→ **Fonte**
▼

Mandela 100: inspiração por igualdade e dignidade que atravessa o tempo

A data de 18 de julho marca anualmente o Dia Internacional de Nelson Mandela, em 2018 o líder sul-africano completaria 100 anos de idade

Em 1918, nascia um dos maiores líderes políticos e sociais da história recente da humanidade. Rolihlahla Mandela, ou simplesmente Nelson ‘Madiba’ Mandela, nasceu no vilarejo de Mvezo, no distrito de Umtata, região sul-africana de Transkei, localizada no sudeste da África do Sul. Naquela época o país ainda vivia sob domínio britânico, sendo politicamente governado por uma minoria branca e rica. Nessa época, negros nativos detinham apenas 7% da posse do território, apesar de constituírem a maioria populacional.

Nos anos seguintes, a segregação racial majoritariamente informal evoluiu e foi institucionalizada, no que ficou conhecido como regime do Apartheid, comandado pelo Partido Nacional, a partir de 1948. É nesse contexto que Nelson Mandela surge como figura política na luta permanente contra a segregação entre raças e o racismo na África do Sul. Membro do Congresso Nacional Africano (CNA), desde 1942, o jovem ativista e o partido lutavam pelo fim da discriminação racial e por dignidade humana plena para os sul-africanos negros.

▲

Registros extraídos:

▼

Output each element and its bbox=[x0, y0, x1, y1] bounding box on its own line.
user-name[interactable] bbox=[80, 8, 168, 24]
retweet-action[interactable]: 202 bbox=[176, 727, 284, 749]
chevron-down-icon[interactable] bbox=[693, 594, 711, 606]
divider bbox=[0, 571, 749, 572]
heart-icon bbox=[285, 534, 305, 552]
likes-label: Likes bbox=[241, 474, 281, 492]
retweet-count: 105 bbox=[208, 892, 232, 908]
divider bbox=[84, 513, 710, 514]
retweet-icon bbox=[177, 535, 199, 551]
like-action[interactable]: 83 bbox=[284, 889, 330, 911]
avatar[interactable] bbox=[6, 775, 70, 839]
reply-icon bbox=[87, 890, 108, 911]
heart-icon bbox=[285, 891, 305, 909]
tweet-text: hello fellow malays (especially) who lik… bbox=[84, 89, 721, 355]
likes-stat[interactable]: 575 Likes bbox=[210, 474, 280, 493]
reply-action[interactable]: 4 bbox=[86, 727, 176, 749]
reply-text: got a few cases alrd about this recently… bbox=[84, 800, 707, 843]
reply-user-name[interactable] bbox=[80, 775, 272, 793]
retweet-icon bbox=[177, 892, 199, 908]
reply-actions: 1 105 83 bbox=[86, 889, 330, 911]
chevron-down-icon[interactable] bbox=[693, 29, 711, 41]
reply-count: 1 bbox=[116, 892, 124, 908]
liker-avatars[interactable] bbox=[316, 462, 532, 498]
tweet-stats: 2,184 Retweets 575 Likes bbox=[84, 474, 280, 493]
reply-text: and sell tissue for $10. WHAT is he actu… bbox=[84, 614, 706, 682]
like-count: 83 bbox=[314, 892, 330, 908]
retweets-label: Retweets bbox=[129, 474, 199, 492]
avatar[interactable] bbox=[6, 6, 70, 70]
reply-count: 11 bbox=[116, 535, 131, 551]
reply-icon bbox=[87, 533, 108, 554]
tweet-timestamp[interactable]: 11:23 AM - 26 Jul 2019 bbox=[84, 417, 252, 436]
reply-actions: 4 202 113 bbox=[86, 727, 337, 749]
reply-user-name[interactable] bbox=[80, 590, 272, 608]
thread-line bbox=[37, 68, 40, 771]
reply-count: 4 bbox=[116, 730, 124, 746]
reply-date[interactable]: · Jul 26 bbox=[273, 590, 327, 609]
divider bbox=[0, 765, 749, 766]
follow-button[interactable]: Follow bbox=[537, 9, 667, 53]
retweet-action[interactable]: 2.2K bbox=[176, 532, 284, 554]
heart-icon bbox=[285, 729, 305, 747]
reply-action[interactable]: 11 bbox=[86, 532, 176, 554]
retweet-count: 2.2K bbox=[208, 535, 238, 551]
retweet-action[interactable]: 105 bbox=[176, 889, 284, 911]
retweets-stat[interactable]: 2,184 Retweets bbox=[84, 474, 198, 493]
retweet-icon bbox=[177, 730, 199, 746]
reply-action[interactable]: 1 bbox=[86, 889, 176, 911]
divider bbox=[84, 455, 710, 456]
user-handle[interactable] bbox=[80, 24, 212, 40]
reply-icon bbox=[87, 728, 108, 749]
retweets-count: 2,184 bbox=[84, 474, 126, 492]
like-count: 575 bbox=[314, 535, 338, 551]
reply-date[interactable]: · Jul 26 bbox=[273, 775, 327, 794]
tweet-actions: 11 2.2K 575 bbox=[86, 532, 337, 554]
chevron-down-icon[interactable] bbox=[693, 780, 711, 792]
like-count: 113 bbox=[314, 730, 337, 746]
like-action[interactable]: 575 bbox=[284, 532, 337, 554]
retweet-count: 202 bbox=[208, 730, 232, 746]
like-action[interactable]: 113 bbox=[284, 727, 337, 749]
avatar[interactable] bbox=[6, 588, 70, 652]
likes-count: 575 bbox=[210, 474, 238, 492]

▲

→ **Objetivo 1**
Devolva na íntegra o texto sobre Nelson Mandela, sem qualquer alteração.
→ **Objetivo 2**
Reescreva as entradas desde o início até a linha que contém "likes-label: Likes bbox=[241, 474, 281, 492]", inclusive, trocando "divider" por "separator" e mantendo todo o resto igual. Devolva somente essas linhas.

→ **Resposta esperada 1**
Mandela 100: inspiração por igualdade e dignidade que atravessa o tempo

A data de 18 de julho marca anualmente o Dia Internacional de Nelson Mandela, em 2018 o líder sul-africano completaria 100 anos de idade

Em 1918, nascia um dos maiores líderes políticos e sociais da história recente da humanidade. Rolihlahla Mandela, ou simplesmente Nelson ‘Madiba’ Mandela, nasceu no vilarejo de Mvezo, no distrito de Umtata, região sul-africana de Transkei, localizada no sudeste da África do Sul. Naquela época o país ainda vivia sob domínio britânico, sendo politicamente governado por uma minoria branca e rica. Nessa época, negros nativos detinham apenas 7% da posse do território, apesar de constituírem a maioria populacional.

Nos anos seguintes, a segregação racial majoritariamente informal evoluiu e foi institucionalizada, no que ficou conhecido como regime do Apartheid, comandado pelo Partido Nacional, a partir de 1948. É nesse contexto que Nelson Mandela surge como figura política na luta permanente contra a segregação entre raças e o racismo na África do Sul. Membro do Congresso Nacional Africano (CNA), desde 1942, o jovem ativista e o partido lutavam pelo fim da discriminação racial e por dignidade humana plena para os sul-africanos negros.

→ **Resposta esperada 2**
Output each element and its bbox=[x0, y0, x1, y1] bounding box on its own line.
user-name[interactable] bbox=[80, 8, 168, 24]
retweet-action[interactable]: 202 bbox=[176, 727, 284, 749]
chevron-down-icon[interactable] bbox=[693, 594, 711, 606]
separator bbox=[0, 571, 749, 572]
heart-icon bbox=[285, 534, 305, 552]
likes-label: Likes bbox=[241, 474, 281, 492]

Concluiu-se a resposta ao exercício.